▶ [Problem to work on]:
Omit every picture and output the rest of the records exactly as they are.

▶ [Excerpted records]:
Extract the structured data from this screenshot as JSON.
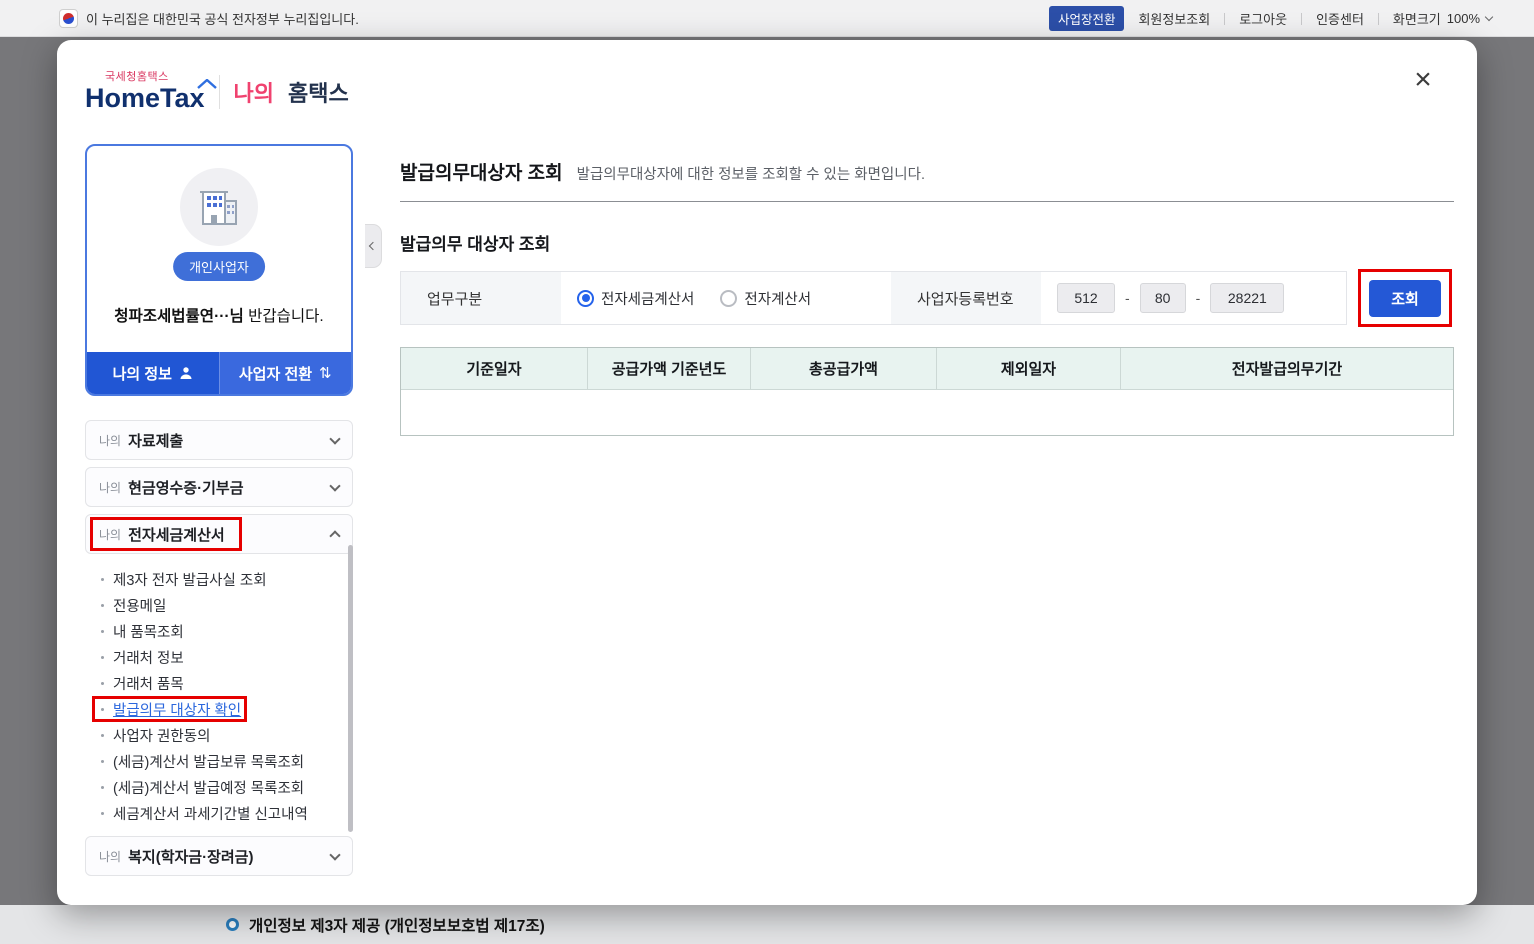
{
  "topbar": {
    "notice": "이 누리집은 대한민국 공식 전자정부 누리집입니다.",
    "badge": "사업장전환",
    "links": [
      "회원정보조회",
      "로그아웃",
      "인증센터"
    ],
    "screen_size_label": "화면크기",
    "screen_size_value": "100%"
  },
  "modal": {
    "logo_small": "국세청홈택스",
    "logo_main": "HomeTax",
    "logo_my": "나의",
    "logo_suffix": "홈택스",
    "close_icon": "×",
    "profile": {
      "type_badge": "개인사업자",
      "greeting_name": "청파조세법률연···님",
      "greeting_rest": " 반갑습니다.",
      "my_info_btn": "나의 정보",
      "switch_btn": "사업자 전환",
      "switch_icon": "⇅"
    },
    "menu": {
      "prefix": "나의",
      "sections": [
        {
          "label": "자료제출"
        },
        {
          "label": "현금영수증·기부금"
        },
        {
          "label": "전자세금계산서"
        },
        {
          "label": "복지(학자금·장려금)"
        }
      ],
      "submenu": [
        "제3자 전자 발급사실 조회",
        "전용메일",
        "내 품목조회",
        "거래처 정보",
        "거래처 품목",
        "발급의무 대상자 확인",
        "사업자 권한동의",
        "(세금)계산서 발급보류 목록조회",
        "(세금)계산서 발급예정 목록조회",
        "세금계산서 과세기간별 신고내역"
      ]
    },
    "content": {
      "page_title": "발급의무대상자 조회",
      "page_desc": "발급의무대상자에 대한 정보를 조회할 수 있는 화면입니다.",
      "section_title": "발급의무 대상자 조회",
      "form": {
        "type_label": "업무구분",
        "radio_etax": "전자세금계산서",
        "radio_ecalc": "전자계산서",
        "bizno_label": "사업자등록번호",
        "bizno_1": "512",
        "bizno_sep": "-",
        "bizno_2": "80",
        "bizno_3": "28221",
        "search_btn": "조회"
      },
      "table_headers": [
        "기준일자",
        "공급가액 기준년도",
        "총공급가액",
        "제외일자",
        "전자발급의무기간"
      ]
    }
  },
  "background_footer": {
    "text": "개인정보 제3자 제공  (개인정보보호법 제17조)"
  },
  "colors": {
    "accent_blue": "#2458d6",
    "highlight_red": "#e60000",
    "logo_pink": "#f0426f",
    "table_header_bg": "#e8f3f0"
  }
}
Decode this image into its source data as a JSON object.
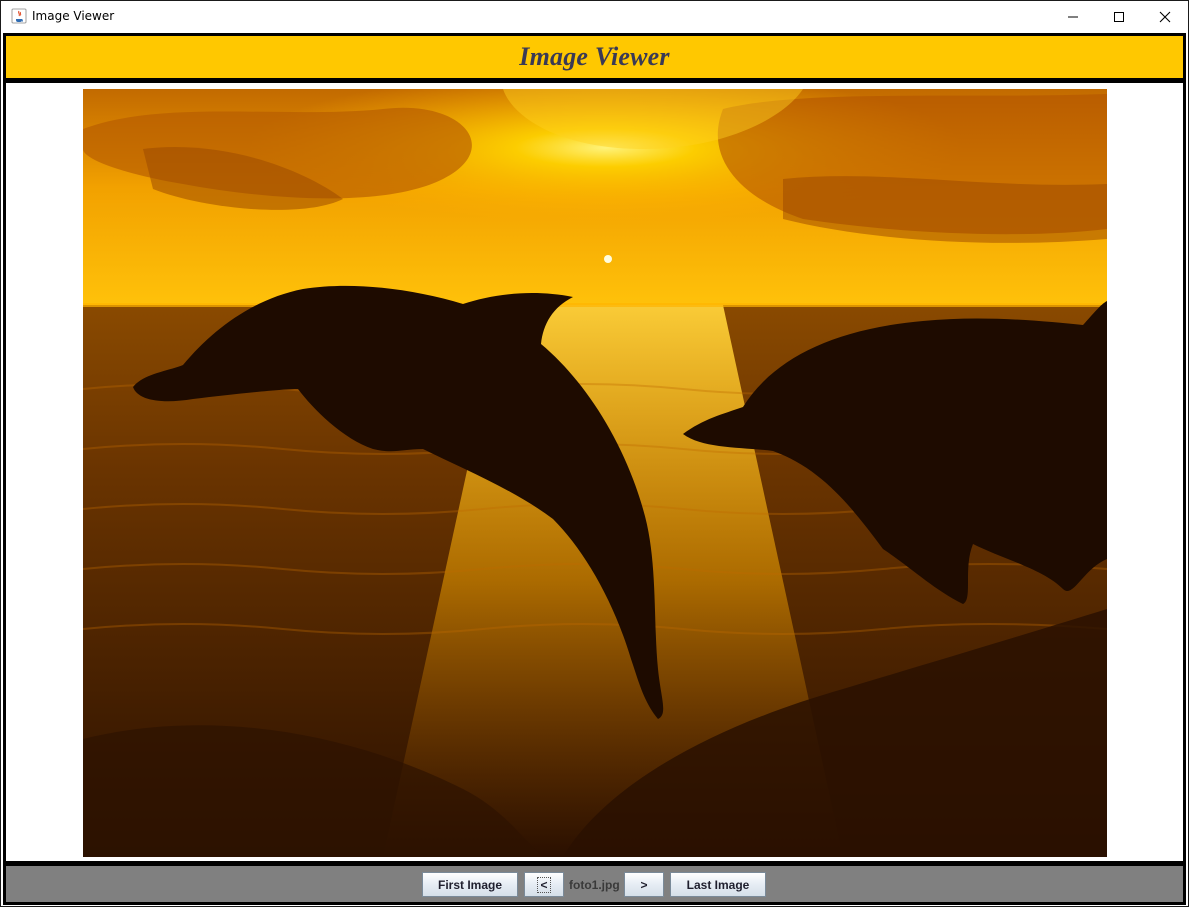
{
  "window": {
    "title": "Image Viewer"
  },
  "header": {
    "title": "Image Viewer",
    "background_color": "#ffc800"
  },
  "viewer": {
    "image_icon": "sunset-dolphins-photo"
  },
  "footer": {
    "first_label": "First Image",
    "prev_label": "<",
    "current_file": "foto1.jpg",
    "next_label": ">",
    "last_label": "Last Image",
    "background_color": "#808080"
  }
}
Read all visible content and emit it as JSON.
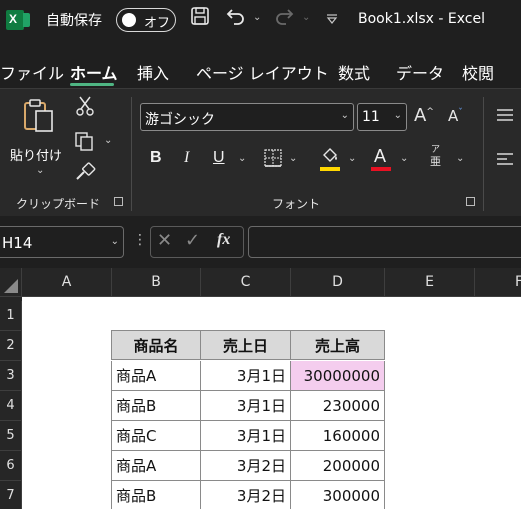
{
  "titlebar": {
    "app_icon_letter": "X",
    "autosave_label": "自動保存",
    "autosave_state": "オフ",
    "doc_title": "Book1.xlsx  -  Excel"
  },
  "tabs": [
    {
      "label": "ファイル",
      "active": false
    },
    {
      "label": "ホーム",
      "active": true
    },
    {
      "label": "挿入",
      "active": false
    },
    {
      "label": "ページ レイアウト",
      "active": false
    },
    {
      "label": "数式",
      "active": false
    },
    {
      "label": "データ",
      "active": false
    },
    {
      "label": "校閲",
      "active": false
    }
  ],
  "ribbon": {
    "clipboard": {
      "paste_label": "貼り付け",
      "group_label": "クリップボード"
    },
    "font": {
      "font_name": "游ゴシック",
      "font_size": "11",
      "group_label": "フォント",
      "bold": "B",
      "italic": "I",
      "underline": "U",
      "font_color_letter": "A",
      "fill_color": "#ffd700",
      "font_color": "#e81123",
      "phonetic_top": "ア",
      "phonetic_bottom": "亜"
    }
  },
  "formula_bar": {
    "name_box": "H14",
    "fx_label": "fx",
    "formula": ""
  },
  "grid": {
    "columns": [
      "A",
      "B",
      "C",
      "D",
      "E",
      "F"
    ],
    "rows": [
      "1",
      "2",
      "3",
      "4",
      "5",
      "6",
      "7"
    ],
    "table": {
      "headers": [
        "商品名",
        "売上日",
        "売上高"
      ],
      "rows": [
        [
          "商品A",
          "3月1日",
          "30000000"
        ],
        [
          "商品B",
          "3月1日",
          "230000"
        ],
        [
          "商品C",
          "3月1日",
          "160000"
        ],
        [
          "商品A",
          "3月2日",
          "200000"
        ],
        [
          "商品B",
          "3月2日",
          "300000"
        ]
      ]
    },
    "highlight_color": "#f4cdee"
  }
}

▶ [Complete output]:
Extract the structured data from this screenshot as JSON.
{
  "topbar": {
    "notice": "이 누리집은 대한민국 공식 전자정부 누리집입니다.",
    "badge": "사업장전환",
    "links": [
      "회원정보조회",
      "로그아웃",
      "인증센터"
    ],
    "screen_size_label": "화면크기",
    "screen_size_value": "100%"
  },
  "modal": {
    "logo_small": "국세청홈택스",
    "logo_main": "HomeTax",
    "logo_my": "나의",
    "logo_suffix": "홈택스",
    "close_icon": "×",
    "profile": {
      "type_badge": "개인사업자",
      "greeting_name": "청파조세법률연···님",
      "greeting_rest": " 반갑습니다.",
      "my_info_btn": "나의 정보",
      "switch_btn": "사업자 전환",
      "switch_icon": "⇅"
    },
    "menu": {
      "prefix": "나의",
      "sections": [
        {
          "label": "자료제출"
        },
        {
          "label": "현금영수증·기부금"
        },
        {
          "label": "전자세금계산서"
        },
        {
          "label": "복지(학자금·장려금)"
        }
      ],
      "submenu": [
        "제3자 전자 발급사실 조회",
        "전용메일",
        "내 품목조회",
        "거래처 정보",
        "거래처 품목",
        "발급의무 대상자 확인",
        "사업자 권한동의",
        "(세금)계산서 발급보류 목록조회",
        "(세금)계산서 발급예정 목록조회",
        "세금계산서 과세기간별 신고내역"
      ]
    },
    "content": {
      "page_title": "발급의무대상자 조회",
      "page_desc": "발급의무대상자에 대한 정보를 조회할 수 있는 화면입니다.",
      "section_title": "발급의무 대상자 조회",
      "form": {
        "type_label": "업무구분",
        "radio_etax": "전자세금계산서",
        "radio_ecalc": "전자계산서",
        "bizno_label": "사업자등록번호",
        "bizno_1": "512",
        "bizno_sep": "-",
        "bizno_2": "80",
        "bizno_3": "28221",
        "search_btn": "조회"
      },
      "table_headers": [
        "기준일자",
        "공급가액 기준년도",
        "총공급가액",
        "제외일자",
        "전자발급의무기간"
      ]
    }
  },
  "background_footer": {
    "text": "개인정보 제3자 제공  (개인정보보호법 제17조)"
  },
  "colors": {
    "accent_blue": "#2458d6",
    "highlight_red": "#e60000",
    "logo_pink": "#f0426f",
    "table_header_bg": "#e8f3f0"
  }
}
Decode this image into its source data as a JSON object.
{
  "window": {
    "title": "Image Viewer"
  },
  "header": {
    "title": "Image Viewer",
    "background_color": "#ffc800"
  },
  "viewer": {
    "image_icon": "sunset-dolphins-photo"
  },
  "footer": {
    "first_label": "First Image",
    "prev_label": "<",
    "current_file": "foto1.jpg",
    "next_label": ">",
    "last_label": "Last Image",
    "background_color": "#808080"
  }
}
Read all visible content and emit it as JSON.
{
  "titlebar": {
    "app_icon_letter": "X",
    "autosave_label": "自動保存",
    "autosave_state": "オフ",
    "doc_title": "Book1.xlsx  -  Excel"
  },
  "tabs": [
    {
      "label": "ファイル",
      "active": false
    },
    {
      "label": "ホーム",
      "active": true
    },
    {
      "label": "挿入",
      "active": false
    },
    {
      "label": "ページ レイアウト",
      "active": false
    },
    {
      "label": "数式",
      "active": false
    },
    {
      "label": "データ",
      "active": false
    },
    {
      "label": "校閲",
      "active": false
    }
  ],
  "ribbon": {
    "clipboard": {
      "paste_label": "貼り付け",
      "group_label": "クリップボード"
    },
    "font": {
      "font_name": "游ゴシック",
      "font_size": "11",
      "group_label": "フォント",
      "bold": "B",
      "italic": "I",
      "underline": "U",
      "font_color_letter": "A",
      "fill_color": "#ffd700",
      "font_color": "#e81123",
      "phonetic_top": "ア",
      "phonetic_bottom": "亜"
    }
  },
  "formula_bar": {
    "name_box": "H14",
    "fx_label": "fx",
    "formula": ""
  },
  "grid": {
    "columns": [
      "A",
      "B",
      "C",
      "D",
      "E",
      "F"
    ],
    "rows": [
      "1",
      "2",
      "3",
      "4",
      "5",
      "6",
      "7"
    ],
    "table": {
      "headers": [
        "商品名",
        "売上日",
        "売上高"
      ],
      "rows": [
        [
          "商品A",
          "3月1日",
          "30000000"
        ],
        [
          "商品B",
          "3月1日",
          "230000"
        ],
        [
          "商品C",
          "3月1日",
          "160000"
        ],
        [
          "商品A",
          "3月2日",
          "200000"
        ],
        [
          "商品B",
          "3月2日",
          "300000"
        ]
      ]
    },
    "highlight_color": "#f4cdee"
  }
}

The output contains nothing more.